*Objective*: Reproduce the listing exactly, with no pictures in your copy.

*Data items*:
(begin)

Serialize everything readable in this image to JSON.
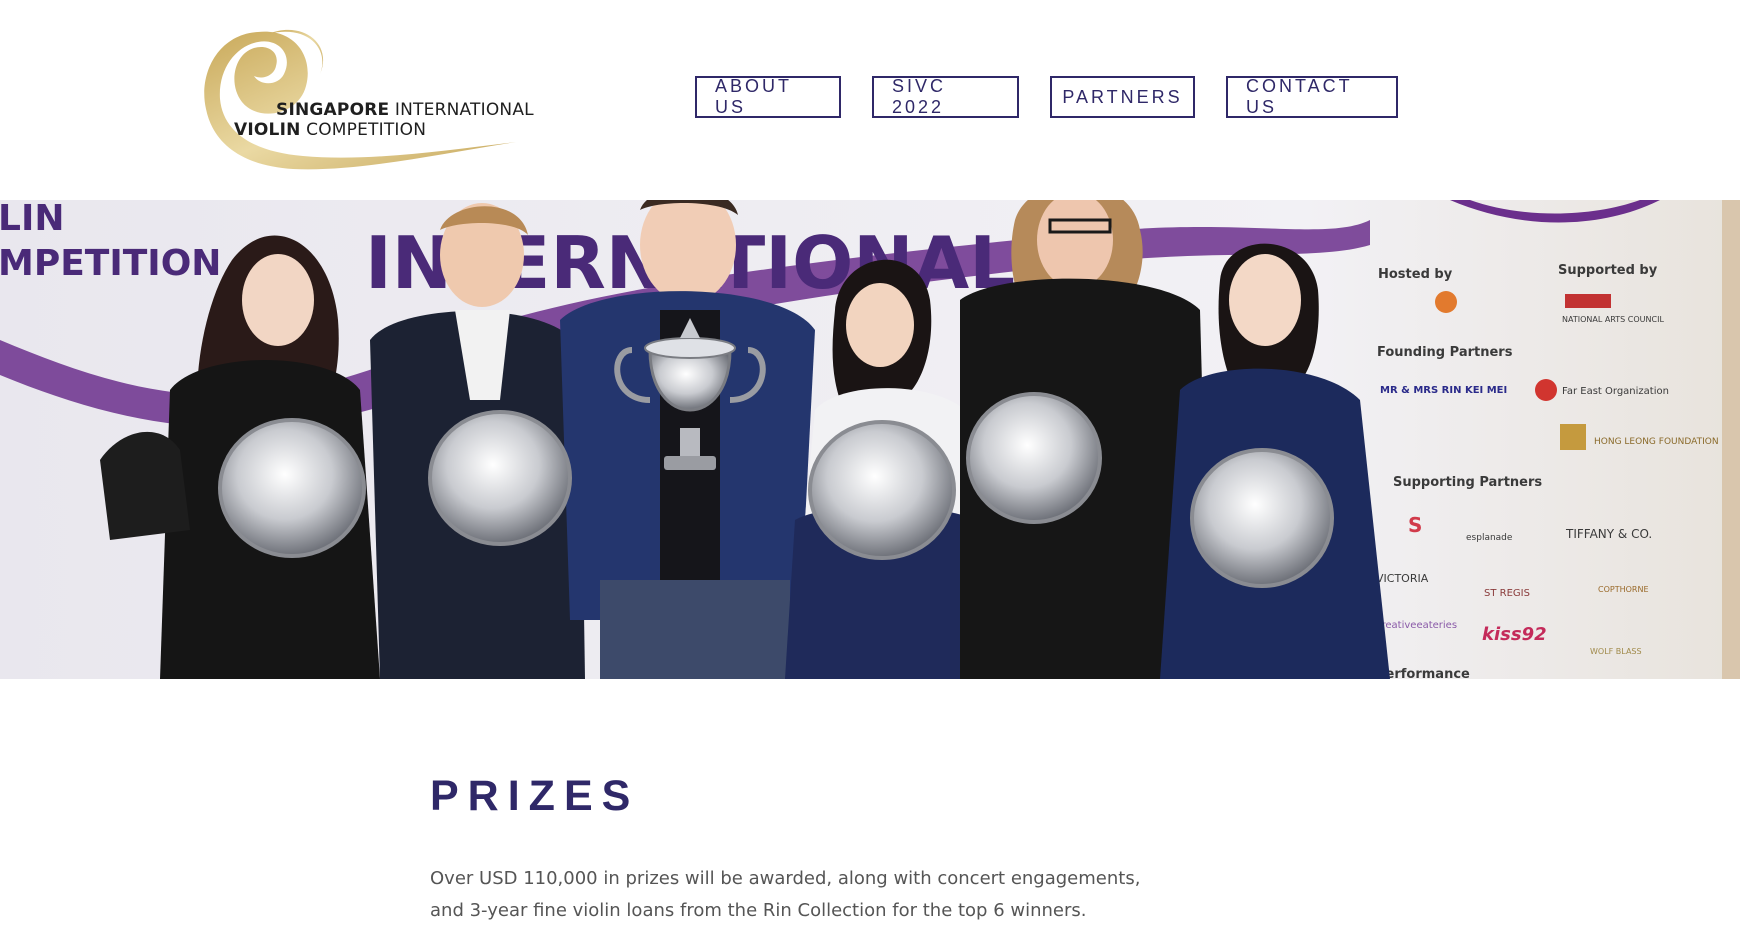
{
  "header": {
    "logo": {
      "line1_bold": "SINGAPORE",
      "line1_rest": " INTERNATIONAL",
      "line2_bold": "VIOLIN",
      "line2_rest": " COMPETITION",
      "icon": "gold-swirl-logo-icon"
    },
    "nav": [
      {
        "label": "ABOUT US"
      },
      {
        "label": "SIVC 2022"
      },
      {
        "label": "PARTNERS"
      },
      {
        "label": "CONTACT US"
      }
    ]
  },
  "hero": {
    "backdrop_text": {
      "left_partial_1": "LIN",
      "left_partial_2": "MPETITION",
      "center_big": "INTERNATIONAL"
    },
    "sponsor_board": {
      "hosted_by": "Hosted by",
      "supported_by": "Supported by",
      "founding_partners": "Founding Partners",
      "founding_name": "MR & MRS RIN KEI MEI",
      "supporting_partners": "Supporting Partners",
      "sponsor_1": "NATIONAL ARTS COUNCIL",
      "sponsor_2": "Far East Organization",
      "sponsor_3": "HONG LEONG FOUNDATION",
      "sponsor_4": "TIFFANY & CO.",
      "sponsor_5": "esplanade",
      "sponsor_6": "VICTORIA",
      "sponsor_7": "ST REGIS",
      "sponsor_8": "COPTHORNE",
      "sponsor_9": "kiss92",
      "sponsor_10": "WOLF BLASS",
      "sponsor_11": "creativeeateries",
      "performance": "Performance"
    },
    "colors": {
      "purple": "#5b2a86",
      "navy": "#1f2a55"
    }
  },
  "prizes": {
    "title": "PRIZES",
    "body": "Over USD 110,000 in prizes will be awarded, along with concert engagements, and 3-year fine violin loans from the Rin Collection for the top 6 winners."
  },
  "colors": {
    "brand": "#2f2868",
    "gold": "#d8bf7a"
  }
}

(end)

*Final result*:
Serialize everything readable in this image to JSON.
{
  "header": {
    "logo": {
      "line1_bold": "SINGAPORE",
      "line1_rest": " INTERNATIONAL",
      "line2_bold": "VIOLIN",
      "line2_rest": " COMPETITION",
      "icon": "gold-swirl-logo-icon"
    },
    "nav": [
      {
        "label": "ABOUT US"
      },
      {
        "label": "SIVC 2022"
      },
      {
        "label": "PARTNERS"
      },
      {
        "label": "CONTACT US"
      }
    ]
  },
  "hero": {
    "backdrop_text": {
      "left_partial_1": "LIN",
      "left_partial_2": "MPETITION",
      "center_big": "INTERNATIONAL"
    },
    "sponsor_board": {
      "hosted_by": "Hosted by",
      "supported_by": "Supported by",
      "founding_partners": "Founding Partners",
      "founding_name": "MR & MRS RIN KEI MEI",
      "supporting_partners": "Supporting Partners",
      "sponsor_1": "NATIONAL ARTS COUNCIL",
      "sponsor_2": "Far East Organization",
      "sponsor_3": "HONG LEONG FOUNDATION",
      "sponsor_4": "TIFFANY & CO.",
      "sponsor_5": "esplanade",
      "sponsor_6": "VICTORIA",
      "sponsor_7": "ST REGIS",
      "sponsor_8": "COPTHORNE",
      "sponsor_9": "kiss92",
      "sponsor_10": "WOLF BLASS",
      "sponsor_11": "creativeeateries",
      "performance": "Performance"
    },
    "colors": {
      "purple": "#5b2a86",
      "navy": "#1f2a55"
    }
  },
  "prizes": {
    "title": "PRIZES",
    "body": "Over USD 110,000 in prizes will be awarded, along with concert engagements, and 3-year fine violin loans from the Rin Collection for the top 6 winners."
  },
  "colors": {
    "brand": "#2f2868",
    "gold": "#d8bf7a"
  }
}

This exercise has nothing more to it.